Collection entries
>> begin

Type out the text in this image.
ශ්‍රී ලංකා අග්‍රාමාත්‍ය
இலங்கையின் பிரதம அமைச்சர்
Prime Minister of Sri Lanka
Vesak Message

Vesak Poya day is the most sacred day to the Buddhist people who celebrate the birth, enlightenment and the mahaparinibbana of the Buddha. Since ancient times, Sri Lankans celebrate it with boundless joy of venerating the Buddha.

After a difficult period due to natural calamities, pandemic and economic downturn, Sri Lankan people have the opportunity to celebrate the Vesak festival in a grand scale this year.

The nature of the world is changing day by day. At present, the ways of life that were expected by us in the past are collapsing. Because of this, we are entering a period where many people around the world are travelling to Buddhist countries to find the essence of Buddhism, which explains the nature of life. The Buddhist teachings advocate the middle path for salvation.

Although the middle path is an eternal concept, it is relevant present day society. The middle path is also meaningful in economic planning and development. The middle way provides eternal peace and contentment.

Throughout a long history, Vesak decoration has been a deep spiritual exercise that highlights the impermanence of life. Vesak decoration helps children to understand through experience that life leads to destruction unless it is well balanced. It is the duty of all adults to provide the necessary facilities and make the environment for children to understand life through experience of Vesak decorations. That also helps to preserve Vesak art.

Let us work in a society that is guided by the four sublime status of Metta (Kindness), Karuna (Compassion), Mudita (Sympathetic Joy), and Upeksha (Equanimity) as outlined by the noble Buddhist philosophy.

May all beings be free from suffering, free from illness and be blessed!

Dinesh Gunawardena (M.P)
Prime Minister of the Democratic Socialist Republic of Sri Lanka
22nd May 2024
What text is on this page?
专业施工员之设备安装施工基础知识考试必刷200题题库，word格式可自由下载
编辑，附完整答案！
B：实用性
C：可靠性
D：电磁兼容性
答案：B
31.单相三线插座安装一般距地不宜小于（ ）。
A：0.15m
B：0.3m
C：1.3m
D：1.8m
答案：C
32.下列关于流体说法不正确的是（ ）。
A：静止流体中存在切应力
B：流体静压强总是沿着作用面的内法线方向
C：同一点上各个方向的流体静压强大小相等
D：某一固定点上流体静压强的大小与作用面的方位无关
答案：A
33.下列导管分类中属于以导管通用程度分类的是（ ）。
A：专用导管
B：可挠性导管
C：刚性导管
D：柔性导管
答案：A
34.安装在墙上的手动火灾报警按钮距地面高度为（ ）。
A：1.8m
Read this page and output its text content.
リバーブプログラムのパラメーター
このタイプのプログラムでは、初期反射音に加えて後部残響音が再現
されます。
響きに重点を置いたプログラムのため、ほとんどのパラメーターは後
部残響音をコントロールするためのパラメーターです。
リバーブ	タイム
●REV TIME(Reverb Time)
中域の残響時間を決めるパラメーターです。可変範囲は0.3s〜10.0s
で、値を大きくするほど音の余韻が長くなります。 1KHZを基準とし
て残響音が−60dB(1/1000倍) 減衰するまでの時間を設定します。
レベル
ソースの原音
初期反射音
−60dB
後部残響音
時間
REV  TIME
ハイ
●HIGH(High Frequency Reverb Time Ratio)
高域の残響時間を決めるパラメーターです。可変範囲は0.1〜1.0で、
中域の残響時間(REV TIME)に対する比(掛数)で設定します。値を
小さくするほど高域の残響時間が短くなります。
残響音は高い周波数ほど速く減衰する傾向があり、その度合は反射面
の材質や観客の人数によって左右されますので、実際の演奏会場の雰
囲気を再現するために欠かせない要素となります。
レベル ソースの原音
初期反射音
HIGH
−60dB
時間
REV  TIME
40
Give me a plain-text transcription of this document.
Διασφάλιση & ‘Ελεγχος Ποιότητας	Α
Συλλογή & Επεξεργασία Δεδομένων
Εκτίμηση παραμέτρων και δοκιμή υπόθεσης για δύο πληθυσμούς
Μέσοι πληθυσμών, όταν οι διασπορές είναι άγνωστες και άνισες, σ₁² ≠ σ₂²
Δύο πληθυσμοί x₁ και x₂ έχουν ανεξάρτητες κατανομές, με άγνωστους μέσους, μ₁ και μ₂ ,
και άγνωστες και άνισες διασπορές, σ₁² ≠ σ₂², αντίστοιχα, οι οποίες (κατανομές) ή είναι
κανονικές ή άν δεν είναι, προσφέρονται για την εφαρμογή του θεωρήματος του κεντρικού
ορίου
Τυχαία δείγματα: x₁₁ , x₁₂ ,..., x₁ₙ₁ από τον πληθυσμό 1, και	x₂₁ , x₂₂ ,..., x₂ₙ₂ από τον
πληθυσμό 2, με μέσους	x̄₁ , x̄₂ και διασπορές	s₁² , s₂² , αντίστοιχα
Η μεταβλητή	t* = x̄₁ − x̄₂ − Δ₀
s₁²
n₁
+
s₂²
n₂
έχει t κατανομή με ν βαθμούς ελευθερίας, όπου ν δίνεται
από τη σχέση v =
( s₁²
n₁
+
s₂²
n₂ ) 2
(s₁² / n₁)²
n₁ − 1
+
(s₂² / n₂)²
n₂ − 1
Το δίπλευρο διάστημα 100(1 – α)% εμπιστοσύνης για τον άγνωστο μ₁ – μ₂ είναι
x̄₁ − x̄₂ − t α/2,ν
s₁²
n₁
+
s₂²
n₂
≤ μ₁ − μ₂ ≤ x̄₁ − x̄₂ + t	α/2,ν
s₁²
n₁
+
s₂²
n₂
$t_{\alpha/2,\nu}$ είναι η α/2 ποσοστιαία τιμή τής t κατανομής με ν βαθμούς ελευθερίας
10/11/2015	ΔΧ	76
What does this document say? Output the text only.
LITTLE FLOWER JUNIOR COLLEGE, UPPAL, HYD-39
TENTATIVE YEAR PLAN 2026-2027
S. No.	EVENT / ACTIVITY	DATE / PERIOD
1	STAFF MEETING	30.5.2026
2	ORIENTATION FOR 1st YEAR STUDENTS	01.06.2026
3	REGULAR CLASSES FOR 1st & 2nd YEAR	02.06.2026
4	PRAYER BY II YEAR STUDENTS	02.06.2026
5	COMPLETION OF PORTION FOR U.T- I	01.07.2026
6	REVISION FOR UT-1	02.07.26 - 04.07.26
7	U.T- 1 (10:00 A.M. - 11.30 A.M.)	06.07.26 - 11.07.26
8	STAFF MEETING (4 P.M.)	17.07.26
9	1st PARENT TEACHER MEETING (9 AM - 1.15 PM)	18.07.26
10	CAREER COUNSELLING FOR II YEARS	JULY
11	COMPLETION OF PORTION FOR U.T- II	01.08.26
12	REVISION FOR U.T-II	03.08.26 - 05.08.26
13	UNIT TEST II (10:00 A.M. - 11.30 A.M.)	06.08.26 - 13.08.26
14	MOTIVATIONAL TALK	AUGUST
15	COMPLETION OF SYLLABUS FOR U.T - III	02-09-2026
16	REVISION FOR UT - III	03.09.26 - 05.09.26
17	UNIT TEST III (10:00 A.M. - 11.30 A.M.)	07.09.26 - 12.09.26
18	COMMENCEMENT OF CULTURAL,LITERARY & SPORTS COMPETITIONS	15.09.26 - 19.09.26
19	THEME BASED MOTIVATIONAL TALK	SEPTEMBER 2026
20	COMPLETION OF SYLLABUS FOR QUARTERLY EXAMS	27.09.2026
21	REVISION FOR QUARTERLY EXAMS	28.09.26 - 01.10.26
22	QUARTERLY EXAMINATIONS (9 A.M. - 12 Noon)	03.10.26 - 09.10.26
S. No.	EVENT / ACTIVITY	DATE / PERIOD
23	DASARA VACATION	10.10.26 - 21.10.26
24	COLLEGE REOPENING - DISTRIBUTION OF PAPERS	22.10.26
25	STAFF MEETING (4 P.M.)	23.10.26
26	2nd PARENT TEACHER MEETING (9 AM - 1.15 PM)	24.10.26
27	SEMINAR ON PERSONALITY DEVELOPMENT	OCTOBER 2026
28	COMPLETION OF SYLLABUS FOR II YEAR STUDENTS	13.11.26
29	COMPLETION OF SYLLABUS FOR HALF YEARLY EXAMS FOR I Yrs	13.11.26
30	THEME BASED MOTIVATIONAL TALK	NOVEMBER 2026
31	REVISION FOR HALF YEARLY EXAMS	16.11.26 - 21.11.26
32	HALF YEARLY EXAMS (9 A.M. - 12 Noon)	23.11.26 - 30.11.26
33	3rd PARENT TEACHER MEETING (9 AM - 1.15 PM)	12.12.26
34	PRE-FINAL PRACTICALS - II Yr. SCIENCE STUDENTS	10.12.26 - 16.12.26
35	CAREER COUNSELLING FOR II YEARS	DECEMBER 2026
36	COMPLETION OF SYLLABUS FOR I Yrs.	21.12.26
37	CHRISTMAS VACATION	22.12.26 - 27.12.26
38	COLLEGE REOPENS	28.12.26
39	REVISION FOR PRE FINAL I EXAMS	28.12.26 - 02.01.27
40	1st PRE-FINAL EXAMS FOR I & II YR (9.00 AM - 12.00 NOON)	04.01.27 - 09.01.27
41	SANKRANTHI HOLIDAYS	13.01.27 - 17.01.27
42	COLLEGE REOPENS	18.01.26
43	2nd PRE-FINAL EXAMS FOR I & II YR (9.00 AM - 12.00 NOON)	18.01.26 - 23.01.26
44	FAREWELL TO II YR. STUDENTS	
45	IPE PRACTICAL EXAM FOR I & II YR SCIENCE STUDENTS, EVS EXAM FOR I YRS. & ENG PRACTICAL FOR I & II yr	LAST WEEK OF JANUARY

>> end

◆ Aim of the exercise:
List every line in the records above that contains the word "HALF".

◆ Solution for this problem:
29	COMPLETION OF SYLLABUS FOR HALF YEARLY EXAMS FOR I Yrs	13.11.26
31	REVISION FOR HALF YEARLY EXAMS	16.11.26 - 21.11.26
32	HALF YEARLY EXAMS (9 A.M. - 12 Noon)	23.11.26 - 30.11.26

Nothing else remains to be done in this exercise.